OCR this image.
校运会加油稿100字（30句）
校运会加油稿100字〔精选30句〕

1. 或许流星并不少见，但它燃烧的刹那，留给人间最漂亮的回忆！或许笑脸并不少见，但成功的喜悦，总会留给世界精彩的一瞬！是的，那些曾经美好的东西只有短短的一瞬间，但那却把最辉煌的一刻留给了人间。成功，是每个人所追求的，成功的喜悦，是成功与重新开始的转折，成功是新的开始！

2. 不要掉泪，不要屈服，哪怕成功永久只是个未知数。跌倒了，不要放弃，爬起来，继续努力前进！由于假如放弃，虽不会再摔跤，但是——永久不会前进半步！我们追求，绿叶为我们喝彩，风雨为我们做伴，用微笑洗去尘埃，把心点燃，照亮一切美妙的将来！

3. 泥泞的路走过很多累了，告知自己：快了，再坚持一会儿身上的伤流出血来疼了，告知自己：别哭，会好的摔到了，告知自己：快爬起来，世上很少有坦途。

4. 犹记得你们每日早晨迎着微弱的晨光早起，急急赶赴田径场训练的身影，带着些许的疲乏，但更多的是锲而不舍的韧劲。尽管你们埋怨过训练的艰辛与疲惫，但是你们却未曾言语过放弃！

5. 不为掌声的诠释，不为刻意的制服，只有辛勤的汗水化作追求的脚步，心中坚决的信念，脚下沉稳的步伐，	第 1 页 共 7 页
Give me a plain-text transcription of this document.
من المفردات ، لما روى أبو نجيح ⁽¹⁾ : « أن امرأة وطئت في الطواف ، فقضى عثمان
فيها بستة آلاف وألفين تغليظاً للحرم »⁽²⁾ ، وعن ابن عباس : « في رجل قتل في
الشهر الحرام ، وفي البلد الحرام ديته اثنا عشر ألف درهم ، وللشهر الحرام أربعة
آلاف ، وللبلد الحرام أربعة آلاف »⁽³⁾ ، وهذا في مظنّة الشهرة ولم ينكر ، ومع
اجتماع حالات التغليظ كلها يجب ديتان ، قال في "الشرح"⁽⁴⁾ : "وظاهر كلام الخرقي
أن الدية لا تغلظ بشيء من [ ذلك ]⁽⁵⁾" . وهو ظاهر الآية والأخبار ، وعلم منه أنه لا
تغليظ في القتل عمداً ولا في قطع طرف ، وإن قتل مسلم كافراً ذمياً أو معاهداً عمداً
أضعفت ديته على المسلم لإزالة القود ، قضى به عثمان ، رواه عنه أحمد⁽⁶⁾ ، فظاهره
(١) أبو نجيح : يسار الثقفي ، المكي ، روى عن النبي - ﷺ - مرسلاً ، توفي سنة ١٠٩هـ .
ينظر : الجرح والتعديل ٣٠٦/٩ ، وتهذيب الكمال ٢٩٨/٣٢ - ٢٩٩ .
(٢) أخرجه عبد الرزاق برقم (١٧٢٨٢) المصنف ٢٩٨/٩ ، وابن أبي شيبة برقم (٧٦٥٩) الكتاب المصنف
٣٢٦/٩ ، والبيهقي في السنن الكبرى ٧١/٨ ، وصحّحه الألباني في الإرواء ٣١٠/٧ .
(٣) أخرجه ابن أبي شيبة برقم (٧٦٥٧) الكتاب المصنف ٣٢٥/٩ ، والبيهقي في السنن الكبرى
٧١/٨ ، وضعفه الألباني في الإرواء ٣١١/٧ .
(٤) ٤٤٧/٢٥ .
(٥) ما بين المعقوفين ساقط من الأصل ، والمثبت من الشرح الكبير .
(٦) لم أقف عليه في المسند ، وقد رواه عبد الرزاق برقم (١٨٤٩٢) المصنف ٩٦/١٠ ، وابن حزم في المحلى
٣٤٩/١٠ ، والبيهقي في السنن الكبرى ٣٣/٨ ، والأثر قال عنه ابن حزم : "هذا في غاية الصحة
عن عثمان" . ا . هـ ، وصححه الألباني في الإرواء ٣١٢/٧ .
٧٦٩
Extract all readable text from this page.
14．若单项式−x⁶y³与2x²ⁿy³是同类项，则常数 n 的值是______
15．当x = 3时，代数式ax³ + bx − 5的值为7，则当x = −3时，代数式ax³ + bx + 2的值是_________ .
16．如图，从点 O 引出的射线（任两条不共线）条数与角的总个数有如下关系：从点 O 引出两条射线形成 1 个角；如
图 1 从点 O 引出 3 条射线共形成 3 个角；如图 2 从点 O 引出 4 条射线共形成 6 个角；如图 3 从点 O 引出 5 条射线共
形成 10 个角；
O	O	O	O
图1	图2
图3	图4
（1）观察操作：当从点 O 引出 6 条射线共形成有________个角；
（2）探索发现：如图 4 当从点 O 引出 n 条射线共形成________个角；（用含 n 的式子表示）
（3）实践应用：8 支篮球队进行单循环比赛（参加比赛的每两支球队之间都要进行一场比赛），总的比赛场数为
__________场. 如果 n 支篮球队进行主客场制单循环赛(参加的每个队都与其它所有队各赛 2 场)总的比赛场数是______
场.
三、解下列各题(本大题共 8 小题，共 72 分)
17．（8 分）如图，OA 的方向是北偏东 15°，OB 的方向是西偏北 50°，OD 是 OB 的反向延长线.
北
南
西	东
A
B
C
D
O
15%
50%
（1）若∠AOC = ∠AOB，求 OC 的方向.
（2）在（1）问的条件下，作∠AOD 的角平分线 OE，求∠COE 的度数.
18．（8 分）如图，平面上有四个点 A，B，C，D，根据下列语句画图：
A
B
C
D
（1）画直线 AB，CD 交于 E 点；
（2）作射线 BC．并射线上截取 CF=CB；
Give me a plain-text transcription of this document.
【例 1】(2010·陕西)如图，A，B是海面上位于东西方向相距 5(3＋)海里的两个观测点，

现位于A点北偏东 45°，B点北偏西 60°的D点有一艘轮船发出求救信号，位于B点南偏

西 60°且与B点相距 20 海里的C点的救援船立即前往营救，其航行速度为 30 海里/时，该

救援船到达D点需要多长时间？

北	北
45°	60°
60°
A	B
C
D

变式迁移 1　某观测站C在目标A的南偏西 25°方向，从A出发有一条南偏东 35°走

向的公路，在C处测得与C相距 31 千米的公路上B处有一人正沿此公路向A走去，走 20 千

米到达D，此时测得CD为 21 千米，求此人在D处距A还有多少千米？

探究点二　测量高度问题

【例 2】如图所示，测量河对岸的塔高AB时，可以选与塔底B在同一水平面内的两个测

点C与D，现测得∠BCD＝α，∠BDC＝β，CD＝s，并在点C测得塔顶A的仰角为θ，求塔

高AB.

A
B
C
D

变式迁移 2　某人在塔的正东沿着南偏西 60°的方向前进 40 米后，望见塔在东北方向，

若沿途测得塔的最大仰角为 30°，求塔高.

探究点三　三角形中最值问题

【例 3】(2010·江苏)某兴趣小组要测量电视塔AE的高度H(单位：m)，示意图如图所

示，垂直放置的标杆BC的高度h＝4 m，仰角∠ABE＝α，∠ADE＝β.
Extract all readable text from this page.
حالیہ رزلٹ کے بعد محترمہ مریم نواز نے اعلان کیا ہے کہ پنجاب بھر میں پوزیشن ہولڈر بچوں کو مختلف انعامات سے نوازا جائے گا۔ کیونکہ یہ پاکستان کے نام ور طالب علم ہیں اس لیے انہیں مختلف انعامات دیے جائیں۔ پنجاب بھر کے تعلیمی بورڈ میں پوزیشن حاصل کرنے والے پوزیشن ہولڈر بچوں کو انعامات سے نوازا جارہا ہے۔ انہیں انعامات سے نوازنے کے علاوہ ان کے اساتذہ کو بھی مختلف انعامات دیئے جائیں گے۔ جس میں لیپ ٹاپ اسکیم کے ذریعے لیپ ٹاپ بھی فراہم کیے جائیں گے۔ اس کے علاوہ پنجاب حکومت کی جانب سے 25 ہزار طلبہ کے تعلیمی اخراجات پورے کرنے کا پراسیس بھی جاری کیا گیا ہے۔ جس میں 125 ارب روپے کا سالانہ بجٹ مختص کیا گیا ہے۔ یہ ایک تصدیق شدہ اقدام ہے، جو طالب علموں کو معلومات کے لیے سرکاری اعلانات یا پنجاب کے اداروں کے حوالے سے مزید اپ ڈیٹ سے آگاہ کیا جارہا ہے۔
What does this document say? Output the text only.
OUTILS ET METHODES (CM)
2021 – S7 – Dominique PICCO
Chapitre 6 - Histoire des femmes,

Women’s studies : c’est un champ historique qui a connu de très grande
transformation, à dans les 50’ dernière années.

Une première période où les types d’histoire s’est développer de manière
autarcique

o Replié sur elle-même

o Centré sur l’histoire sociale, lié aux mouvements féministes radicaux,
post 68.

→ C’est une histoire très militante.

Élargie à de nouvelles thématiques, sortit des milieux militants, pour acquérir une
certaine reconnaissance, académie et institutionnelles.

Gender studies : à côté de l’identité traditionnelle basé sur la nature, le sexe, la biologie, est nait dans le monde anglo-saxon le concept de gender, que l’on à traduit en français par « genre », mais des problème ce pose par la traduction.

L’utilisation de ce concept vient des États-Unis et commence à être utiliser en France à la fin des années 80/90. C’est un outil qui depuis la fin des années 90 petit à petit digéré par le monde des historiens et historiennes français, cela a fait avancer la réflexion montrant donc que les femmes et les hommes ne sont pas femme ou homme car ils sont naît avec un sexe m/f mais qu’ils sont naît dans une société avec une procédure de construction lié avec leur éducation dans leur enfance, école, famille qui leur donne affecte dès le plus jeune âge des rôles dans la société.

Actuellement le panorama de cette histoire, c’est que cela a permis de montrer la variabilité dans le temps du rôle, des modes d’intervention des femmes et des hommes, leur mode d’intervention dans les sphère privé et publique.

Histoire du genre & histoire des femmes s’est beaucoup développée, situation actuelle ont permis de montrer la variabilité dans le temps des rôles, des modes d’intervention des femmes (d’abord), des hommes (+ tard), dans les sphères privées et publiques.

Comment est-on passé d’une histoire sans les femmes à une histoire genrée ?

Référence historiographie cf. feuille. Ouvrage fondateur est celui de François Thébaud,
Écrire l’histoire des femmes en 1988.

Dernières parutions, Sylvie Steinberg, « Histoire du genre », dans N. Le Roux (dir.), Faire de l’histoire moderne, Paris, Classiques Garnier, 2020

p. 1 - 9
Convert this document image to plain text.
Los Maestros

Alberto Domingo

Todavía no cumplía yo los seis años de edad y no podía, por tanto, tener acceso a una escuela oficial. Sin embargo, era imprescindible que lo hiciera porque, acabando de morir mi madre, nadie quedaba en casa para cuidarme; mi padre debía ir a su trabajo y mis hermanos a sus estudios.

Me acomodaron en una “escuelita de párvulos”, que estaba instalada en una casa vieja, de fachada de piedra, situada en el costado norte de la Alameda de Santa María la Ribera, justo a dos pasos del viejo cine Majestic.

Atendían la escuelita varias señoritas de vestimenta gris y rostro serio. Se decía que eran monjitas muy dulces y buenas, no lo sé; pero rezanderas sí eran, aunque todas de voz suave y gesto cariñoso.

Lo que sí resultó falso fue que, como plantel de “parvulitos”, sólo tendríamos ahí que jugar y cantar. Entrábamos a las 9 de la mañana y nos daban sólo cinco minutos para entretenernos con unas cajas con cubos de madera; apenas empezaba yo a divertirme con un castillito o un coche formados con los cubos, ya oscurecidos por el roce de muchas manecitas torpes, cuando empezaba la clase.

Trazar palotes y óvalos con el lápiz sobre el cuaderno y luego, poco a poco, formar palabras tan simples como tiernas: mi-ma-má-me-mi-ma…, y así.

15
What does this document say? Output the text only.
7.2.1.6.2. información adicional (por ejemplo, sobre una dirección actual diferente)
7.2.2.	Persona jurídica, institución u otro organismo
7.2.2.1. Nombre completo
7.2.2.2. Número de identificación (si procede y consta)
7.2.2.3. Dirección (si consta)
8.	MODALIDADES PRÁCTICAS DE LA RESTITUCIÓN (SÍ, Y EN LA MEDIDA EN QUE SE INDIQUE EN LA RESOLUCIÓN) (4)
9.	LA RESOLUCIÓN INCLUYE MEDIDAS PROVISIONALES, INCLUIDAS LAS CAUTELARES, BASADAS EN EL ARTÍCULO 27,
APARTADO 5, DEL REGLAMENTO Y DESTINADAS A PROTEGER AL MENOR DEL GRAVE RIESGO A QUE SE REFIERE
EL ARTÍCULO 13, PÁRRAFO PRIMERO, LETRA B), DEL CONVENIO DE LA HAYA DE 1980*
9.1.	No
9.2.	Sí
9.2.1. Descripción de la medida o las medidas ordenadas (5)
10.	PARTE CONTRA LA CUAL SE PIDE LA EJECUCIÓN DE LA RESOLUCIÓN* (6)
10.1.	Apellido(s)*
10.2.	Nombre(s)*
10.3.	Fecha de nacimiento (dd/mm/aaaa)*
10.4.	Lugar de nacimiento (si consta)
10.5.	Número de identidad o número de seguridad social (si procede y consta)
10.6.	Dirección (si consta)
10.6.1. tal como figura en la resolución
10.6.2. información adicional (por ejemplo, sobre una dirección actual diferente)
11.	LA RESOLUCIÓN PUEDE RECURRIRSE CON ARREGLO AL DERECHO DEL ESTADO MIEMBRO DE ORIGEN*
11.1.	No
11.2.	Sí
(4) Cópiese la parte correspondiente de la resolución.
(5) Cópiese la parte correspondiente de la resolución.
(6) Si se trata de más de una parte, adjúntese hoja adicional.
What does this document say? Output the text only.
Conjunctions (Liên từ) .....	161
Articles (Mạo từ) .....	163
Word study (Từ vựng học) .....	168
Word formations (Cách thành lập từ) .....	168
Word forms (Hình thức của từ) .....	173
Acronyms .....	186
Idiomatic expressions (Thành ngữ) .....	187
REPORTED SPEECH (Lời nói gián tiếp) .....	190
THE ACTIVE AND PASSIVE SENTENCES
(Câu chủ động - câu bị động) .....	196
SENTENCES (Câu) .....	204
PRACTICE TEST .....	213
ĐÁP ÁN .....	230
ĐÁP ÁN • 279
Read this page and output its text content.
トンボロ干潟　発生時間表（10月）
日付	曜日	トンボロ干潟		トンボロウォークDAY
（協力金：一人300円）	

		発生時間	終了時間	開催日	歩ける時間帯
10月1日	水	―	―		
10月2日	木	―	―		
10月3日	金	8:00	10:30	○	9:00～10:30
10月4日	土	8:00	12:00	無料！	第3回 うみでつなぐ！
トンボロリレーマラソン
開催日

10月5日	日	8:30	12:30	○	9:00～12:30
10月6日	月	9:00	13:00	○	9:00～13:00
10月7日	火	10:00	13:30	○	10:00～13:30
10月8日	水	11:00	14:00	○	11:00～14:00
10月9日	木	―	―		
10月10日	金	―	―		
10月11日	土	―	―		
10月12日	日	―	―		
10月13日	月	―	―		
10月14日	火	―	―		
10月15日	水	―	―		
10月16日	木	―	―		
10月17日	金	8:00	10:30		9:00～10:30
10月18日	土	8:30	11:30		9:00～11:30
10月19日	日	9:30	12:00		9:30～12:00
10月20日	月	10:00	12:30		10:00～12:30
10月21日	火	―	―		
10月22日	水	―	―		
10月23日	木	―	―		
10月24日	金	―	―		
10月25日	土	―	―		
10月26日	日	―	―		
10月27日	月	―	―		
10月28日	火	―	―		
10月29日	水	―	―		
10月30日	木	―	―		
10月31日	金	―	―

=== GIVEN REQUEST ===
Only lines holding the string "أربعة" are wanted; gather each one from the entries above.

=== ANSWER TO THIS EXERCISE ===
الشهر الحرام ، وفي البلد الحرام ديته اثنا عشر ألف درهم ، وللشهر الحرام أربعة
آلاف ، وللبلد الحرام أربعة آلاف »⁽³⁾ ، وهذا في مظنّة الشهرة ولم ينكر ، ومع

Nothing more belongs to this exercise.